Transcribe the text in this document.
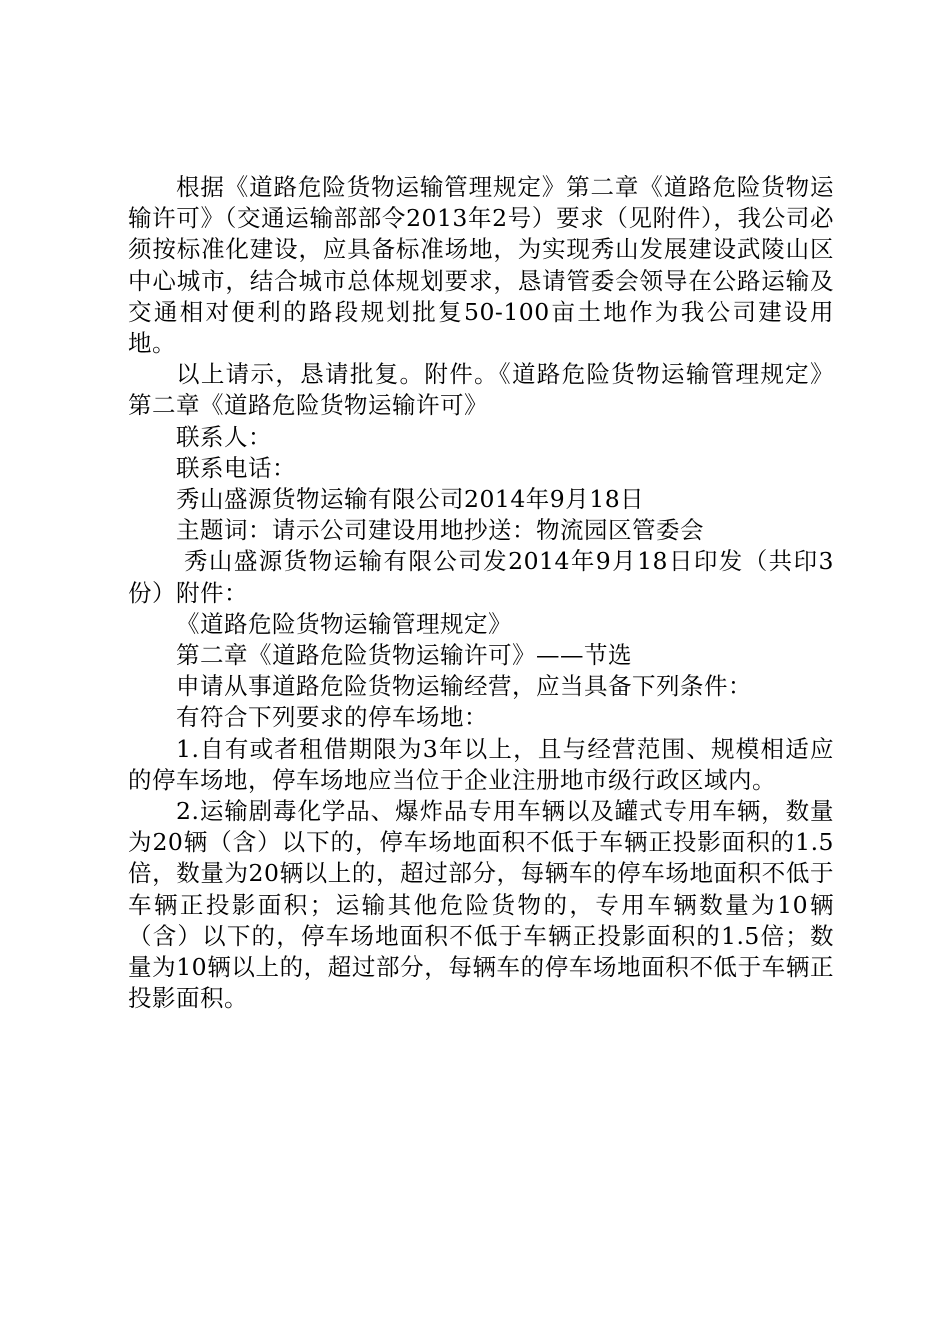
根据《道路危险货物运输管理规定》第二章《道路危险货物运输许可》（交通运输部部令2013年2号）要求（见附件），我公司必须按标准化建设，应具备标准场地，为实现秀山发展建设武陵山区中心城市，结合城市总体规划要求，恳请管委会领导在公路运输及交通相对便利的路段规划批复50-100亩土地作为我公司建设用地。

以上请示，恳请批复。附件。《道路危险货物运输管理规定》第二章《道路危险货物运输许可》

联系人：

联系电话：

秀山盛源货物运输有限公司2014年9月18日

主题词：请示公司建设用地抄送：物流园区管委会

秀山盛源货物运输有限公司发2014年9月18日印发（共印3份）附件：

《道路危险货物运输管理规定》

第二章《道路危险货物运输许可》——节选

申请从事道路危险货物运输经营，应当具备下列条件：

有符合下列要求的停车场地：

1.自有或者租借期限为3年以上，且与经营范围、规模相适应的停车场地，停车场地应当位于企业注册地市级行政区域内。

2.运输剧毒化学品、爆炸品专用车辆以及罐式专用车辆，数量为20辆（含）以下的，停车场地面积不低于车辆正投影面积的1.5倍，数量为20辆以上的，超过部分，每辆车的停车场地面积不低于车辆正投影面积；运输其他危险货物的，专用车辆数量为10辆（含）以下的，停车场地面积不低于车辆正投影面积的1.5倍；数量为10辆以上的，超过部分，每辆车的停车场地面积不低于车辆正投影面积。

==

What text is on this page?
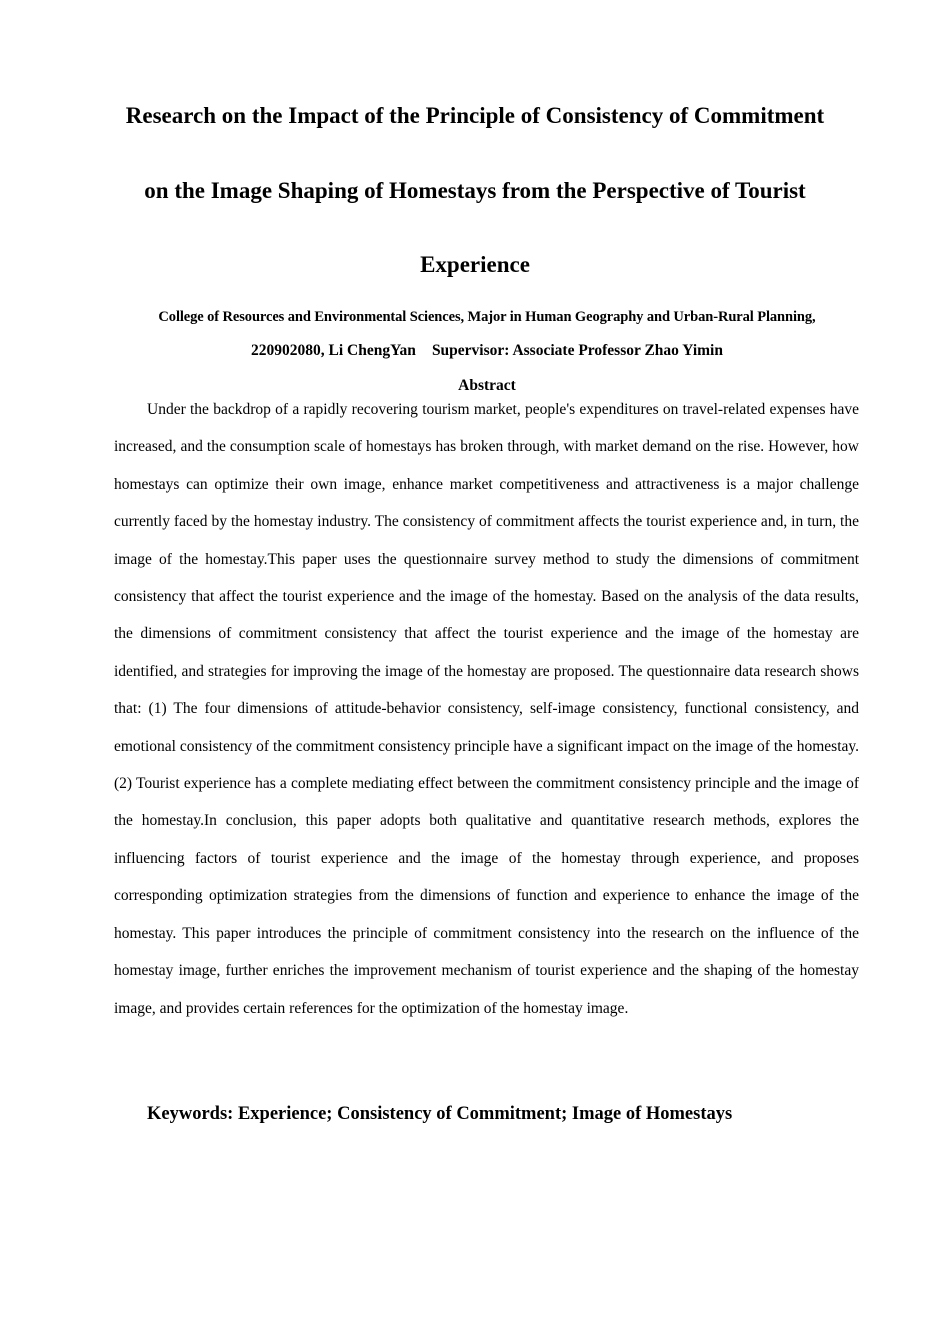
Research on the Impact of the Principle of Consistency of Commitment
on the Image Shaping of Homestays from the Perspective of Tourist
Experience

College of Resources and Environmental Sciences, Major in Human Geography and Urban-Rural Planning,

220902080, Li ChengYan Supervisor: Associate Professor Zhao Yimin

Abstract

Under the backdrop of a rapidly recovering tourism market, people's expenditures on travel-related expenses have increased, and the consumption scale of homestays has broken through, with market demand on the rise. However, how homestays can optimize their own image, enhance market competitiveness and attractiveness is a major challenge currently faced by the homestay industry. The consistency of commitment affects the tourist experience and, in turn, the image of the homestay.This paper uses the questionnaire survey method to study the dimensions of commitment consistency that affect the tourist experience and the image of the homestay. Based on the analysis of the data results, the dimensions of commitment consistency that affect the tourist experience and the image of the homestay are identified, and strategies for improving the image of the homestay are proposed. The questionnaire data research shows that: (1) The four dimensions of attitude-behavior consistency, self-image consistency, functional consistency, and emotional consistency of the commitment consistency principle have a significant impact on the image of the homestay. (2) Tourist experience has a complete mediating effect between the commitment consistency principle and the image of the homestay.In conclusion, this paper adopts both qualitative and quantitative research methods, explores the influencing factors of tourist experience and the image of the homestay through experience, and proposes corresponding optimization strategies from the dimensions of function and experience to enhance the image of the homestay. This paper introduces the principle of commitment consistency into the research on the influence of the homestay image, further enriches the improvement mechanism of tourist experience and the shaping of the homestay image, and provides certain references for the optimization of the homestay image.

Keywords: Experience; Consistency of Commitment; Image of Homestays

§ **Task brief**: Count how many lines above carry the word "道路危险货物运输许可". Only the number is required.

§ **The result**: 3